#### 任务要求:
下方这篇字符串分割题解举例说明了哈希表的存储内容。请列出其中写出的每一组字母及其最后一次出现的位置。
##### 文档摘录 #####
A string S of lowercase letters is given. We want to partition this string into as many parts as possible so that each letter appears in at most one part, and return a list of integers representing the size of these parts.
Example 1:
Input: S = "ababcbacadefegdehijhklij"
Output: [9,7,8]
Explanation:
The partition is "ababcbaca", "defegde", "hijhklij".
This is a partition so that each letter appears in at most one part.
A partition like "ababcbacadefegde", "hijhklij" is incorrect, because it splits S into less parts.
此题的意思是将长字符串分割为多个子串,子串条件为每个子串里的字母均只在本子串出现过,而不会再其他子串出现。
思路
重点在于寻找分割点,也就是每个子串的最后一个字符。从条件来看,每个子串的最后一个字符必定是长字符串里的最后一个子串分割点,且该字符在下一个子串中将不会出现。
所以我们可以用一个哈希表来存储每个字母最后一次出现的位置,如:
a-8
b-6
c-7
...
...
e-15
...
j-23
最后遍历字符串, 维护一个end变量,代表当前字符串结束位置。
代码如下;最后还需要一步是返回每个被分割子串的长度,所以用后一个分割点位置减去前一个分割点位置就是子串长度
class Solution {
public:
vector<int> partitionLabels(string S) {
unordered_map<char,int> last_appear_index_map;
vector<int> partition;
int s_length = S.length();
int end=0;
for(int idx=0;idx<s_length;idx++)
last_appear_index_map[S[idx]] = idx;
for(int start=0; start<s_length;start++){
end = max(end,last_appear_index_map[S[start]]);
if(start==end)
partition.push_back(start+1);
}
if(partition.size()<=1)
return partition;
else{
for(int idx=partition.size()-1; idx>0; idx--)
partition[idx] = partition[idx]-partition[idx-1];
return partition;
}
}
};
##### 提供的信息 #####
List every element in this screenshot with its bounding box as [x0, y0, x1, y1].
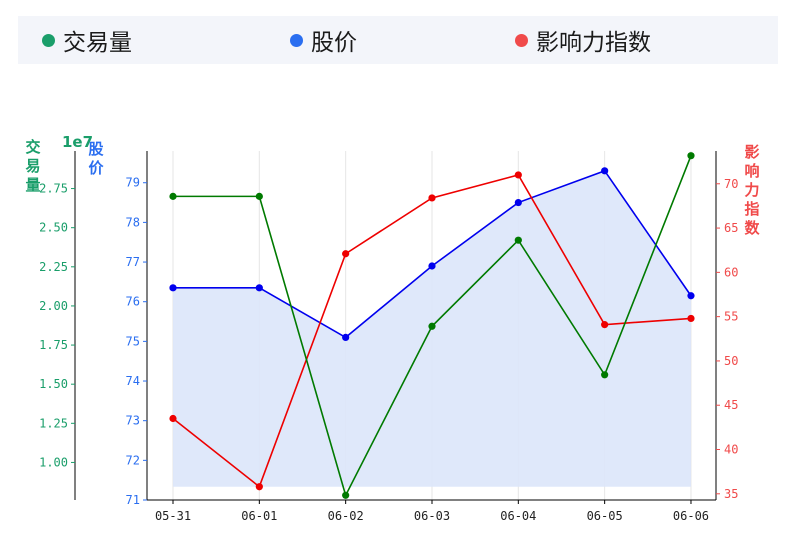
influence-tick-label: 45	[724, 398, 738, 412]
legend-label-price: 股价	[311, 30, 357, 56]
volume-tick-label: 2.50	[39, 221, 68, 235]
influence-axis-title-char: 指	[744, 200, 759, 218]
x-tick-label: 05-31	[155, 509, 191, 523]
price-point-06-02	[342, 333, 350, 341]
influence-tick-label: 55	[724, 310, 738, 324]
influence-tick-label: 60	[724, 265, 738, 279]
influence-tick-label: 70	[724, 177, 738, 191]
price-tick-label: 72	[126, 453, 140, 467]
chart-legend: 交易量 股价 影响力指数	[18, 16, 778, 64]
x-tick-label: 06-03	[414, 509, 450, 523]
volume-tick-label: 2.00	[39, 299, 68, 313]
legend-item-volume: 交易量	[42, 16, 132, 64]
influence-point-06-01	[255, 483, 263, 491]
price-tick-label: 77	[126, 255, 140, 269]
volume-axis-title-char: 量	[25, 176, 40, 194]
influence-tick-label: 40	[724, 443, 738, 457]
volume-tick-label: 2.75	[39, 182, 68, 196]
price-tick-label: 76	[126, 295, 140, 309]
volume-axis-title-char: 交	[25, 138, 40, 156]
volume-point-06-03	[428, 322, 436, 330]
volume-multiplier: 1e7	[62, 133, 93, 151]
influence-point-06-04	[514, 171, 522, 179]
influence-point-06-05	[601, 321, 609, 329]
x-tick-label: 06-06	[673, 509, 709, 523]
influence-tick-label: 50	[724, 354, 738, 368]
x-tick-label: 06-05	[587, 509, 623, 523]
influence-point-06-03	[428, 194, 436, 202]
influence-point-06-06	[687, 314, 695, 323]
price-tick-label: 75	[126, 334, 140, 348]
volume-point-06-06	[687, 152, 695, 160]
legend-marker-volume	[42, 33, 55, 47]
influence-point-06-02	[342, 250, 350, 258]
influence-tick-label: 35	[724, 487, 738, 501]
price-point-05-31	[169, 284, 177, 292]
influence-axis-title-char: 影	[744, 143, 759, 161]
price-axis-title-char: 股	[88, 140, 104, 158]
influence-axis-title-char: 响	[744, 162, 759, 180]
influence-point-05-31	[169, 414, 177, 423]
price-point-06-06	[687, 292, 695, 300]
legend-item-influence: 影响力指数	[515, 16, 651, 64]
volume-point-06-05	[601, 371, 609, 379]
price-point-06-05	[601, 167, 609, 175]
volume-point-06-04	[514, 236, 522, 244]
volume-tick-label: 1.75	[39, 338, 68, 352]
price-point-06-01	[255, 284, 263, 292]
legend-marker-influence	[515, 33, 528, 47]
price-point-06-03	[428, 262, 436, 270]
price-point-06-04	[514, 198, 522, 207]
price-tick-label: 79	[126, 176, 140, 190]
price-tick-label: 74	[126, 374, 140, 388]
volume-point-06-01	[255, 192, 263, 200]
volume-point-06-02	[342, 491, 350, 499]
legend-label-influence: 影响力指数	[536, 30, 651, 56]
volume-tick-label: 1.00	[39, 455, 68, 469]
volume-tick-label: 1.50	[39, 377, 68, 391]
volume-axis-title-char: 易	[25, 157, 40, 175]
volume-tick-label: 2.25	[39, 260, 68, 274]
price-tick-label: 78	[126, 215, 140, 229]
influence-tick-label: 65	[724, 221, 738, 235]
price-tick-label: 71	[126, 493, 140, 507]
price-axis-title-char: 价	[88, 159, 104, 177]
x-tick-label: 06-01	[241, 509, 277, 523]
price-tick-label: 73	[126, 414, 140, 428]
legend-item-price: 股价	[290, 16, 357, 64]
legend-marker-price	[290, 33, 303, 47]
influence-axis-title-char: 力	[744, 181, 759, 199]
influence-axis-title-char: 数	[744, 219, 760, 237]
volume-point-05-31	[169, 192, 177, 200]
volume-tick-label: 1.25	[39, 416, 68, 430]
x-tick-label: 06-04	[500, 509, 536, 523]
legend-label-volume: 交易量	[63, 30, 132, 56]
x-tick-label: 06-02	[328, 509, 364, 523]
#####
#### 完整回答:
a-8、b-6、c-7、e-15、j-23